Figure record extracts:
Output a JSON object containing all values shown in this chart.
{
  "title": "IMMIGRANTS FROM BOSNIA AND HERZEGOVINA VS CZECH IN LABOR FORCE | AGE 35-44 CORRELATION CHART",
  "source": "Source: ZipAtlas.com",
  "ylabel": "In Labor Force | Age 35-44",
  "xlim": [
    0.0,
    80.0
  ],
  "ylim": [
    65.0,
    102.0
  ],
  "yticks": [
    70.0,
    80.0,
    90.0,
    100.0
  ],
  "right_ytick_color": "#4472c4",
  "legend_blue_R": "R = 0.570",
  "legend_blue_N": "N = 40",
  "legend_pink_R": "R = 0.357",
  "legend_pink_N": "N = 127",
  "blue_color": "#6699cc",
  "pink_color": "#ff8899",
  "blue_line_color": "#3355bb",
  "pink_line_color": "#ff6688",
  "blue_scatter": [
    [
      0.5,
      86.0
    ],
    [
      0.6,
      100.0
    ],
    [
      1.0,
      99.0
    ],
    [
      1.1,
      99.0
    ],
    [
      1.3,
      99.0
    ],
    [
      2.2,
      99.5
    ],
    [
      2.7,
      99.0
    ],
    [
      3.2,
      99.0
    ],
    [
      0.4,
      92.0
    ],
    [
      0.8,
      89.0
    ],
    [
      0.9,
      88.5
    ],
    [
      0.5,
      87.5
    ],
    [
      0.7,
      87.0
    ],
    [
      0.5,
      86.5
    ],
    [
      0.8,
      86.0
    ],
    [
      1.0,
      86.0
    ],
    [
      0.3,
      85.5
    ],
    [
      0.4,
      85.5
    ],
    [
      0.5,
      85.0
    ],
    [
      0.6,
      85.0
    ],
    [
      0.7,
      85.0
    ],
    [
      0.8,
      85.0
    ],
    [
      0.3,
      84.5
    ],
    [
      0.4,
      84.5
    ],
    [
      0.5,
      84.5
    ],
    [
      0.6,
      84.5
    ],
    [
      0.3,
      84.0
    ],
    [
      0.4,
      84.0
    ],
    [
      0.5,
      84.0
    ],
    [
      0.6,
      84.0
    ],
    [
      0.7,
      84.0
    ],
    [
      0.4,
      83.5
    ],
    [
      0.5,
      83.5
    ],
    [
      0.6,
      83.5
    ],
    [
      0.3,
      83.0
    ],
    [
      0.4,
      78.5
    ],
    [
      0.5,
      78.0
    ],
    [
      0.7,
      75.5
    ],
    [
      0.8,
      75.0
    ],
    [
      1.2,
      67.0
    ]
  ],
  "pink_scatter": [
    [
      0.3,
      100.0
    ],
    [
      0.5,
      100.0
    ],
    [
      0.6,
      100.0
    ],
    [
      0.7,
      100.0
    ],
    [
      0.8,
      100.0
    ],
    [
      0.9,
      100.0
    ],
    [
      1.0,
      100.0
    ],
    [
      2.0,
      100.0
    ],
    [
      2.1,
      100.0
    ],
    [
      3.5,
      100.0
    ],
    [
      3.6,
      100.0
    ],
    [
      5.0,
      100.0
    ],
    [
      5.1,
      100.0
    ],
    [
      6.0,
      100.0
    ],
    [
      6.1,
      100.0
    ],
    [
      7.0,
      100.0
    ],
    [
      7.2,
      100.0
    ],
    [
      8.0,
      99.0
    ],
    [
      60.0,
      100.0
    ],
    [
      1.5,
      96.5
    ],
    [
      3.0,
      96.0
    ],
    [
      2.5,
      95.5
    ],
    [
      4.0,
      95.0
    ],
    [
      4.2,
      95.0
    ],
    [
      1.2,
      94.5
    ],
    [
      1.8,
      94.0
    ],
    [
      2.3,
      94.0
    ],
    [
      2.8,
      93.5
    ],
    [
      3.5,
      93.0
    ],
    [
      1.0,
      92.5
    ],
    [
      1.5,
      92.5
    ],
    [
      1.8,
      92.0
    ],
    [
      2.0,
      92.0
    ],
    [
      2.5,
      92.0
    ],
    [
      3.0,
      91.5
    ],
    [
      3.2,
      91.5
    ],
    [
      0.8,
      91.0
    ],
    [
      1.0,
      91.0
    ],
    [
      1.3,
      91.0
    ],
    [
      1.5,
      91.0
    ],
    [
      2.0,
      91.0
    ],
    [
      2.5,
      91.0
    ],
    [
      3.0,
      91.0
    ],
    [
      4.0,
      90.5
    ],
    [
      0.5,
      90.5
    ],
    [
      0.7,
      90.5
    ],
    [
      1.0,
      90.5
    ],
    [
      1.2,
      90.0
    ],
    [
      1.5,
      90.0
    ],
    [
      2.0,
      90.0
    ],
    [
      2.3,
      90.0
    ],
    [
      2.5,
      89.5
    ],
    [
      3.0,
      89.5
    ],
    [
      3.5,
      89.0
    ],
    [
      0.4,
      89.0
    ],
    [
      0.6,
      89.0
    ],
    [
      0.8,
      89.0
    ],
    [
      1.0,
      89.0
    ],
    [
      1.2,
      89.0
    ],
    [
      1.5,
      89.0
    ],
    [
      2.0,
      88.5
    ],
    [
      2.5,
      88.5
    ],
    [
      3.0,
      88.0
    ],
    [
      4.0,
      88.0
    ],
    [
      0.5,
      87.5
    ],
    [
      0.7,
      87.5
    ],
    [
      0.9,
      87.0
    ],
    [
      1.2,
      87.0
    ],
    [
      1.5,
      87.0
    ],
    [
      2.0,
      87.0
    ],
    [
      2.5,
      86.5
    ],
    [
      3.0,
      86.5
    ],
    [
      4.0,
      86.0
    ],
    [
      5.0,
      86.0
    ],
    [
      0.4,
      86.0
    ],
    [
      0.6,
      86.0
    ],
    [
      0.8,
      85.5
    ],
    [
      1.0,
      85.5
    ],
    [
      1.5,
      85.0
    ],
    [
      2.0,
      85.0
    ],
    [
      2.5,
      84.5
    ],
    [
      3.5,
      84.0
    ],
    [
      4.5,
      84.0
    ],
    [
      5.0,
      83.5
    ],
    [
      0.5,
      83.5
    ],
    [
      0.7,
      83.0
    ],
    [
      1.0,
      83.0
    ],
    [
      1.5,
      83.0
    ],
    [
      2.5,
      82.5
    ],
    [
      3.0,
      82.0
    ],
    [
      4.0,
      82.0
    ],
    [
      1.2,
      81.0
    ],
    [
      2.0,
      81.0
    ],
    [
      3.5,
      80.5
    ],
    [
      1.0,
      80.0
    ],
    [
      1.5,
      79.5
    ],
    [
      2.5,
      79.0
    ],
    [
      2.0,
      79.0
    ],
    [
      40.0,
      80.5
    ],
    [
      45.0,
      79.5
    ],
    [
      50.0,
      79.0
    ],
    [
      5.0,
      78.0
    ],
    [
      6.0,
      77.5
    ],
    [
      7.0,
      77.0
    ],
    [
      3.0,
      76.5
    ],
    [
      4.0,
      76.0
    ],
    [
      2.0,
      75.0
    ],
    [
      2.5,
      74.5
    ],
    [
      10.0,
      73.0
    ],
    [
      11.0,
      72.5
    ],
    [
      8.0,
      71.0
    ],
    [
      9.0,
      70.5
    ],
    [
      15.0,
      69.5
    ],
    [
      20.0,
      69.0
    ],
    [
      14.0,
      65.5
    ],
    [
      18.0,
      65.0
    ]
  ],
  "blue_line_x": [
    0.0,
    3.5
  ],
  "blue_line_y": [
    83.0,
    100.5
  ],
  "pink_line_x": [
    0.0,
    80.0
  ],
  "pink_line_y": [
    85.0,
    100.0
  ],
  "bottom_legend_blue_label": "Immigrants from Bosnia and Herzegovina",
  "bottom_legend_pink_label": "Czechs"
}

● AIM:
Please restate the whole listing word for word.

● SOLUTION FOR THIS TASK:
Output a JSON object containing all values shown in this chart.
{
  "title": "IMMIGRANTS FROM BOSNIA AND HERZEGOVINA VS CZECH IN LABOR FORCE | AGE 35-44 CORRELATION CHART",
  "source": "Source: ZipAtlas.com",
  "ylabel": "In Labor Force | Age 35-44",
  "xlim": [
    0.0,
    80.0
  ],
  "ylim": [
    65.0,
    102.0
  ],
  "yticks": [
    70.0,
    80.0,
    90.0,
    100.0
  ],
  "right_ytick_color": "#4472c4",
  "legend_blue_R": "R = 0.570",
  "legend_blue_N": "N = 40",
  "legend_pink_R": "R = 0.357",
  "legend_pink_N": "N = 127",
  "blue_color": "#6699cc",
  "pink_color": "#ff8899",
  "blue_line_color": "#3355bb",
  "pink_line_color": "#ff6688",
  "blue_scatter": [
    [
      0.5,
      86.0
    ],
    [
      0.6,
      100.0
    ],
    [
      1.0,
      99.0
    ],
    [
      1.1,
      99.0
    ],
    [
      1.3,
      99.0
    ],
    [
      2.2,
      99.5
    ],
    [
      2.7,
      99.0
    ],
    [
      3.2,
      99.0
    ],
    [
      0.4,
      92.0
    ],
    [
      0.8,
      89.0
    ],
    [
      0.9,
      88.5
    ],
    [
      0.5,
      87.5
    ],
    [
      0.7,
      87.0
    ],
    [
      0.5,
      86.5
    ],
    [
      0.8,
      86.0
    ],
    [
      1.0,
      86.0
    ],
    [
      0.3,
      85.5
    ],
    [
      0.4,
      85.5
    ],
    [
      0.5,
      85.0
    ],
    [
      0.6,
      85.0
    ],
    [
      0.7,
      85.0
    ],
    [
      0.8,
      85.0
    ],
    [
      0.3,
      84.5
    ],
    [
      0.4,
      84.5
    ],
    [
      0.5,
      84.5
    ],
    [
      0.6,
      84.5
    ],
    [
      0.3,
      84.0
    ],
    [
      0.4,
      84.0
    ],
    [
      0.5,
      84.0
    ],
    [
      0.6,
      84.0
    ],
    [
      0.7,
      84.0
    ],
    [
      0.4,
      83.5
    ],
    [
      0.5,
      83.5
    ],
    [
      0.6,
      83.5
    ],
    [
      0.3,
      83.0
    ],
    [
      0.4,
      78.5
    ],
    [
      0.5,
      78.0
    ],
    [
      0.7,
      75.5
    ],
    [
      0.8,
      75.0
    ],
    [
      1.2,
      67.0
    ]
  ],
  "pink_scatter": [
    [
      0.3,
      100.0
    ],
    [
      0.5,
      100.0
    ],
    [
      0.6,
      100.0
    ],
    [
      0.7,
      100.0
    ],
    [
      0.8,
      100.0
    ],
    [
      0.9,
      100.0
    ],
    [
      1.0,
      100.0
    ],
    [
      2.0,
      100.0
    ],
    [
      2.1,
      100.0
    ],
    [
      3.5,
      100.0
    ],
    [
      3.6,
      100.0
    ],
    [
      5.0,
      100.0
    ],
    [
      5.1,
      100.0
    ],
    [
      6.0,
      100.0
    ],
    [
      6.1,
      100.0
    ],
    [
      7.0,
      100.0
    ],
    [
      7.2,
      100.0
    ],
    [
      8.0,
      99.0
    ],
    [
      60.0,
      100.0
    ],
    [
      1.5,
      96.5
    ],
    [
      3.0,
      96.0
    ],
    [
      2.5,
      95.5
    ],
    [
      4.0,
      95.0
    ],
    [
      4.2,
      95.0
    ],
    [
      1.2,
      94.5
    ],
    [
      1.8,
      94.0
    ],
    [
      2.3,
      94.0
    ],
    [
      2.8,
      93.5
    ],
    [
      3.5,
      93.0
    ],
    [
      1.0,
      92.5
    ],
    [
      1.5,
      92.5
    ],
    [
      1.8,
      92.0
    ],
    [
      2.0,
      92.0
    ],
    [
      2.5,
      92.0
    ],
    [
      3.0,
      91.5
    ],
    [
      3.2,
      91.5
    ],
    [
      0.8,
      91.0
    ],
    [
      1.0,
      91.0
    ],
    [
      1.3,
      91.0
    ],
    [
      1.5,
      91.0
    ],
    [
      2.0,
      91.0
    ],
    [
      2.5,
      91.0
    ],
    [
      3.0,
      91.0
    ],
    [
      4.0,
      90.5
    ],
    [
      0.5,
      90.5
    ],
    [
      0.7,
      90.5
    ],
    [
      1.0,
      90.5
    ],
    [
      1.2,
      90.0
    ],
    [
      1.5,
      90.0
    ],
    [
      2.0,
      90.0
    ],
    [
      2.3,
      90.0
    ],
    [
      2.5,
      89.5
    ],
    [
      3.0,
      89.5
    ],
    [
      3.5,
      89.0
    ],
    [
      0.4,
      89.0
    ],
    [
      0.6,
      89.0
    ],
    [
      0.8,
      89.0
    ],
    [
      1.0,
      89.0
    ],
    [
      1.2,
      89.0
    ],
    [
      1.5,
      89.0
    ],
    [
      2.0,
      88.5
    ],
    [
      2.5,
      88.5
    ],
    [
      3.0,
      88.0
    ],
    [
      4.0,
      88.0
    ],
    [
      0.5,
      87.5
    ],
    [
      0.7,
      87.5
    ],
    [
      0.9,
      87.0
    ],
    [
      1.2,
      87.0
    ],
    [
      1.5,
      87.0
    ],
    [
      2.0,
      87.0
    ],
    [
      2.5,
      86.5
    ],
    [
      3.0,
      86.5
    ],
    [
      4.0,
      86.0
    ],
    [
      5.0,
      86.0
    ],
    [
      0.4,
      86.0
    ],
    [
      0.6,
      86.0
    ],
    [
      0.8,
      85.5
    ],
    [
      1.0,
      85.5
    ],
    [
      1.5,
      85.0
    ],
    [
      2.0,
      85.0
    ],
    [
      2.5,
      84.5
    ],
    [
      3.5,
      84.0
    ],
    [
      4.5,
      84.0
    ],
    [
      5.0,
      83.5
    ],
    [
      0.5,
      83.5
    ],
    [
      0.7,
      83.0
    ],
    [
      1.0,
      83.0
    ],
    [
      1.5,
      83.0
    ],
    [
      2.5,
      82.5
    ],
    [
      3.0,
      82.0
    ],
    [
      4.0,
      82.0
    ],
    [
      1.2,
      81.0
    ],
    [
      2.0,
      81.0
    ],
    [
      3.5,
      80.5
    ],
    [
      1.0,
      80.0
    ],
    [
      1.5,
      79.5
    ],
    [
      2.5,
      79.0
    ],
    [
      2.0,
      79.0
    ],
    [
      40.0,
      80.5
    ],
    [
      45.0,
      79.5
    ],
    [
      50.0,
      79.0
    ],
    [
      5.0,
      78.0
    ],
    [
      6.0,
      77.5
    ],
    [
      7.0,
      77.0
    ],
    [
      3.0,
      76.5
    ],
    [
      4.0,
      76.0
    ],
    [
      2.0,
      75.0
    ],
    [
      2.5,
      74.5
    ],
    [
      10.0,
      73.0
    ],
    [
      11.0,
      72.5
    ],
    [
      8.0,
      71.0
    ],
    [
      9.0,
      70.5
    ],
    [
      15.0,
      69.5
    ],
    [
      20.0,
      69.0
    ],
    [
      14.0,
      65.5
    ],
    [
      18.0,
      65.0
    ]
  ],
  "blue_line_x": [
    0.0,
    3.5
  ],
  "blue_line_y": [
    83.0,
    100.5
  ],
  "pink_line_x": [
    0.0,
    80.0
  ],
  "pink_line_y": [
    85.0,
    100.0
  ],
  "bottom_legend_blue_label": "Immigrants from Bosnia and Herzegovina",
  "bottom_legend_pink_label": "Czechs"
}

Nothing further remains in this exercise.